Сегодня приезжал к нам на черной «Волге» Соколовский, а он – первый секретарь Обкома по идеологии, и Виктор редактирует его рассказы, готовит их к изданию. Какой он красивый и умный!

Серенький деревянный домик, обсаженный кустами жёлтой акации, ветви которой, переплетаясь, служат и забором; перед ним поляна, покрытая муражком, – упругой травкой с мелкими плотными стебельками и листочками, которая быстро отрастает, как ни вытаптывай; возле дома – огород с грядками и картошкой, в доме – тюлевые занавесочки на окнах, ситцевые – на дверях, мебель… если можно её так назвать, соструганная и сбитая братом. Мой родной дом… И вот к этому тихому обиталищу подкатывает чёрная «Волга»… Теперь обилие машин – привычное дело, но в то время они были редкостью, а на таких «Волгах» ездили только работники Обкома партии. Итак, из черной «Волги» выходит совсем ещё не старый седоватый красивый мужчина в золотых очках и одежда на нём – не только для того, чтобы было тепло (как мы привыкли), но еще и красива. Мужчина приветлив, говорит необычно, умно!.. Ну, как было мне, романтичной провинциалке, не плениться «всем этим»!

* **Список заданий**:
**A)** Верни слово в слово весь текст про чёрную «Волгу» у родного дома.
**B)** Перепечатай без изменений строки записей, начиная с самой первой строки и заканчивая строкой с «text-segment: hala adatlanſagba», обе включительно.
Текст и записи никак не связаны между собой.

* **Показанные записи**:
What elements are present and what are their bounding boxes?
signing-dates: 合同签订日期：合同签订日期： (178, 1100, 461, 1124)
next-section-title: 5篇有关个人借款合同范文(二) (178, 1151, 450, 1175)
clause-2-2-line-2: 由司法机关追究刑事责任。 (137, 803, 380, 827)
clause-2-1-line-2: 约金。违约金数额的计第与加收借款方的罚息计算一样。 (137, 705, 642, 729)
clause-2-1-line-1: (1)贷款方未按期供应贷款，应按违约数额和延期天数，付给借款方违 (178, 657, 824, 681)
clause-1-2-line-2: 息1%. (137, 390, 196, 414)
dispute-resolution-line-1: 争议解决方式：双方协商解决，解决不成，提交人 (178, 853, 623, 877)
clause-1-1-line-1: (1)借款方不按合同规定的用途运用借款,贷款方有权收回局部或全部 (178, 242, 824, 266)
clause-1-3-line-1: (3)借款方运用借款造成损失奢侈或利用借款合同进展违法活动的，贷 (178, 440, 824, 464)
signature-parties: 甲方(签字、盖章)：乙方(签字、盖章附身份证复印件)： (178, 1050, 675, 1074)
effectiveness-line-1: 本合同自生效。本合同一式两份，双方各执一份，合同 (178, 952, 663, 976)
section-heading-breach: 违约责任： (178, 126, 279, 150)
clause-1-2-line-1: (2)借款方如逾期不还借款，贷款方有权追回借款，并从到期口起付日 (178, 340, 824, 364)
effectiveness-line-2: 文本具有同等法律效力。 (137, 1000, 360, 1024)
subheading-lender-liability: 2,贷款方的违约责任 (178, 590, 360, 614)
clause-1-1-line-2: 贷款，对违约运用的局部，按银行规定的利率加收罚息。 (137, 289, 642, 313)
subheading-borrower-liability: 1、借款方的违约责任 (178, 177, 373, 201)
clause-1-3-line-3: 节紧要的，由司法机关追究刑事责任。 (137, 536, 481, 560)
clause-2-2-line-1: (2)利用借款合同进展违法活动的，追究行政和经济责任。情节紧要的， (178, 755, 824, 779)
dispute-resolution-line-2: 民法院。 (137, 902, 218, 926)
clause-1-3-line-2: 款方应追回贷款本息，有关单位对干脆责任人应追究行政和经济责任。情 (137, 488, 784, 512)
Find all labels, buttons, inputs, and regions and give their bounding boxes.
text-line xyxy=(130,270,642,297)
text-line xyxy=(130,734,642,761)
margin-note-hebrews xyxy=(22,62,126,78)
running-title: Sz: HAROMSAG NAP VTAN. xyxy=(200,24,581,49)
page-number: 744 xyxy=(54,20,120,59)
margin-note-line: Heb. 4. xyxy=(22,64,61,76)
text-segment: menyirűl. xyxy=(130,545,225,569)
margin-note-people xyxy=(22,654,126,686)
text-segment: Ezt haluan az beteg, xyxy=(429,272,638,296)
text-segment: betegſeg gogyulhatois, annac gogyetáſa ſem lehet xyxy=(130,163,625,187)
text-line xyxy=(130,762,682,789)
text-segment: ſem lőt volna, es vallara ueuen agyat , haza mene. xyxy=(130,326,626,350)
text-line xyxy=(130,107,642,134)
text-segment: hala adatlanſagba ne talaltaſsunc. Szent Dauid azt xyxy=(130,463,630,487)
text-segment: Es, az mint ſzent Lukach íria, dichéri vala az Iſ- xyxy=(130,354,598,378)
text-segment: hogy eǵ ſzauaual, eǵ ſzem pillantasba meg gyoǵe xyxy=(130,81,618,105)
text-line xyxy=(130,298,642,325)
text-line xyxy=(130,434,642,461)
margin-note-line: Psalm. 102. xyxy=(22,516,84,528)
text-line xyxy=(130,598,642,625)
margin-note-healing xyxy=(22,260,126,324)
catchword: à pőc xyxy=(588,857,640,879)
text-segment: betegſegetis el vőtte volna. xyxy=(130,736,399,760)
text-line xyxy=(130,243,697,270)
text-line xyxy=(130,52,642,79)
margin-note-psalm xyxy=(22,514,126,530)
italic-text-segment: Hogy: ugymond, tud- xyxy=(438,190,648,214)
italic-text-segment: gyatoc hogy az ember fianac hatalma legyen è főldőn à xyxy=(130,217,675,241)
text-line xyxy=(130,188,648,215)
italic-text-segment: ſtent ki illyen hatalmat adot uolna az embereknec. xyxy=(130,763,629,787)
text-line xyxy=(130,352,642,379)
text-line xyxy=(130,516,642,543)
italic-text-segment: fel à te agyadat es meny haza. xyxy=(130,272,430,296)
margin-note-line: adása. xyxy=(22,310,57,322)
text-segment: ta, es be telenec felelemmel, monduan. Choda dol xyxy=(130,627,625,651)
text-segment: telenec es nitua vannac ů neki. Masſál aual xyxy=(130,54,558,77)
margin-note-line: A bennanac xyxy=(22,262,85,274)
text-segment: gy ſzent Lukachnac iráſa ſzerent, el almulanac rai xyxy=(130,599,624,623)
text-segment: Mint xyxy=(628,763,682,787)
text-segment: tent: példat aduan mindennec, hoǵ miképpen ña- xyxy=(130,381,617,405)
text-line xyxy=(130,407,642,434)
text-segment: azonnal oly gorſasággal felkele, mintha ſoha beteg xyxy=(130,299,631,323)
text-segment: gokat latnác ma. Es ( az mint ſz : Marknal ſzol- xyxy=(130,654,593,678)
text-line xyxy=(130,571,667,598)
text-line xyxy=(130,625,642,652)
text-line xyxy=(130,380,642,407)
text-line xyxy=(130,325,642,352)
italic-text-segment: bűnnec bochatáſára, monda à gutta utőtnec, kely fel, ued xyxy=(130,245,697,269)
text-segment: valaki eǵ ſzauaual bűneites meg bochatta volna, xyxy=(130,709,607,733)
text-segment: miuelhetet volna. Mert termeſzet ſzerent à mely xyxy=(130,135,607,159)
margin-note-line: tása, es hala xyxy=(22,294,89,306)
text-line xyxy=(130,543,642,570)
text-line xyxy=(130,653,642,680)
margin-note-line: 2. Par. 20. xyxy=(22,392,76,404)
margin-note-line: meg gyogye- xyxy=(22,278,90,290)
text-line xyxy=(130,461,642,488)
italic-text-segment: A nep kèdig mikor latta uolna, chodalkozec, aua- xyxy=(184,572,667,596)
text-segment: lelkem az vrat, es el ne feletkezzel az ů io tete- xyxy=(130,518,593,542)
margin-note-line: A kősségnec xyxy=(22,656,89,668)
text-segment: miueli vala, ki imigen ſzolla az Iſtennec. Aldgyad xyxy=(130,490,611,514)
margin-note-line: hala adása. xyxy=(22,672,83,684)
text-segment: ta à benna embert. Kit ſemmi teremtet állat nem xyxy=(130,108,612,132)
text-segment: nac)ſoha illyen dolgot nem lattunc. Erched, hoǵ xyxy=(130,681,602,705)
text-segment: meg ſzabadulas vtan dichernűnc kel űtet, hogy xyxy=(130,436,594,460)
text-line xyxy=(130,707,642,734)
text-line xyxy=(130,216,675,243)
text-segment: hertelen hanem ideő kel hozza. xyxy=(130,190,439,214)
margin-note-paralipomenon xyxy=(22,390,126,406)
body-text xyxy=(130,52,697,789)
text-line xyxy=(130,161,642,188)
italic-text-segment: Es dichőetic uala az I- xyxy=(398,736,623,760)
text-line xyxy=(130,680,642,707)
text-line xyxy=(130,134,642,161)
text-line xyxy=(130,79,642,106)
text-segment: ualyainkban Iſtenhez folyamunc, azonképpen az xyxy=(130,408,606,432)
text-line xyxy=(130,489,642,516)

* **Ответы**:
**A)**
Сегодня приезжал к нам на черной «Волге» Соколовский, а он – первый секретарь Обкома по идеологии, и Виктор редактирует его рассказы, готовит их к изданию. Какой он красивый и умный!

Серенький деревянный домик, обсаженный кустами жёлтой акации, ветви которой, переплетаясь, служат и забором; перед ним поляна, покрытая муражком, – упругой травкой с мелкими плотными стебельками и листочками, которая быстро отрастает, как ни вытаптывай; возле дома – огород с грядками и картошкой, в доме – тюлевые занавесочки на окнах, ситцевые – на дверях, мебель… если можно её так назвать, соструганная и сбитая братом. Мой родной дом… И вот к этому тихому обиталищу подкатывает чёрная «Волга»… Теперь обилие машин – привычное дело, но в то время они были редкостью, а на таких «Волгах» ездили только работники Обкома партии. Итак, из черной «Волги» выходит совсем ещё не старый седоватый красивый мужчина в золотых очках и одежда на нём – не только для того, чтобы было тепло (как мы привыкли), но еще и красива. Мужчина приветлив, говорит необычно, умно!.. Ну, как было мне, романтичной провинциалке, не плениться «всем этим»!

**B)**
What elements are present and what are their bounding boxes?
signing-dates: 合同签订日期：合同签订日期： (178, 1100, 461, 1124)
next-section-title: 5篇有关个人借款合同范文(二) (178, 1151, 450, 1175)
clause-2-2-line-2: 由司法机关追究刑事责任。 (137, 803, 380, 827)
clause-2-1-line-2: 约金。违约金数额的计第与加收借款方的罚息计算一样。 (137, 705, 642, 729)
clause-2-1-line-1: (1)贷款方未按期供应贷款，应按违约数额和延期天数，付给借款方违 (178, 657, 824, 681)
clause-1-2-line-2: 息1%. (137, 390, 196, 414)
dispute-resolution-line-1: 争议解决方式：双方协商解决，解决不成，提交人 (178, 853, 623, 877)
clause-1-1-line-1: (1)借款方不按合同规定的用途运用借款,贷款方有权收回局部或全部 (178, 242, 824, 266)
clause-1-3-line-1: (3)借款方运用借款造成损失奢侈或利用借款合同进展违法活动的，贷 (178, 440, 824, 464)
signature-parties: 甲方(签字、盖章)：乙方(签字、盖章附身份证复印件)： (178, 1050, 675, 1074)
effectiveness-line-1: 本合同自生效。本合同一式两份，双方各执一份，合同 (178, 952, 663, 976)
section-heading-breach: 违约责任： (178, 126, 279, 150)
clause-1-2-line-1: (2)借款方如逾期不还借款，贷款方有权追回借款，并从到期口起付日 (178, 340, 824, 364)
effectiveness-line-2: 文本具有同等法律效力。 (137, 1000, 360, 1024)
subheading-lender-liability: 2,贷款方的违约责任 (178, 590, 360, 614)
clause-1-1-line-2: 贷款，对违约运用的局部，按银行规定的利率加收罚息。 (137, 289, 642, 313)
subheading-borrower-liability: 1、借款方的违约责任 (178, 177, 373, 201)
clause-1-3-line-3: 节紧要的，由司法机关追究刑事责任。 (137, 536, 481, 560)
clause-2-2-line-1: (2)利用借款合同进展违法活动的，追究行政和经济责任。情节紧要的， (178, 755, 824, 779)
dispute-resolution-line-2: 民法院。 (137, 902, 218, 926)
clause-1-3-line-2: 款方应追回贷款本息，有关单位对干脆责任人应追究行政和经济责任。情 (137, 488, 784, 512)
Find all labels, buttons, inputs, and regions and give their bounding boxes.
text-line xyxy=(130,270,642,297)
text-line xyxy=(130,734,642,761)
margin-note-hebrews xyxy=(22,62,126,78)
running-title: Sz: HAROMSAG NAP VTAN. xyxy=(200,24,581,49)
page-number: 744 xyxy=(54,20,120,59)
margin-note-line: Heb. 4. xyxy=(22,64,61,76)
text-segment: menyirűl. xyxy=(130,545,225,569)
margin-note-people xyxy=(22,654,126,686)
text-segment: Ezt haluan az beteg, xyxy=(429,272,638,296)
text-segment: betegſeg gogyulhatois, annac gogyetáſa ſem lehet xyxy=(130,163,625,187)
text-line xyxy=(130,762,682,789)
text-segment: ſem lőt volna, es vallara ueuen agyat , haza mene. xyxy=(130,326,626,350)
text-line xyxy=(130,107,642,134)
text-segment: hala adatlanſagba ne talaltaſsunc. Szent Dauid azt xyxy=(130,463,630,487)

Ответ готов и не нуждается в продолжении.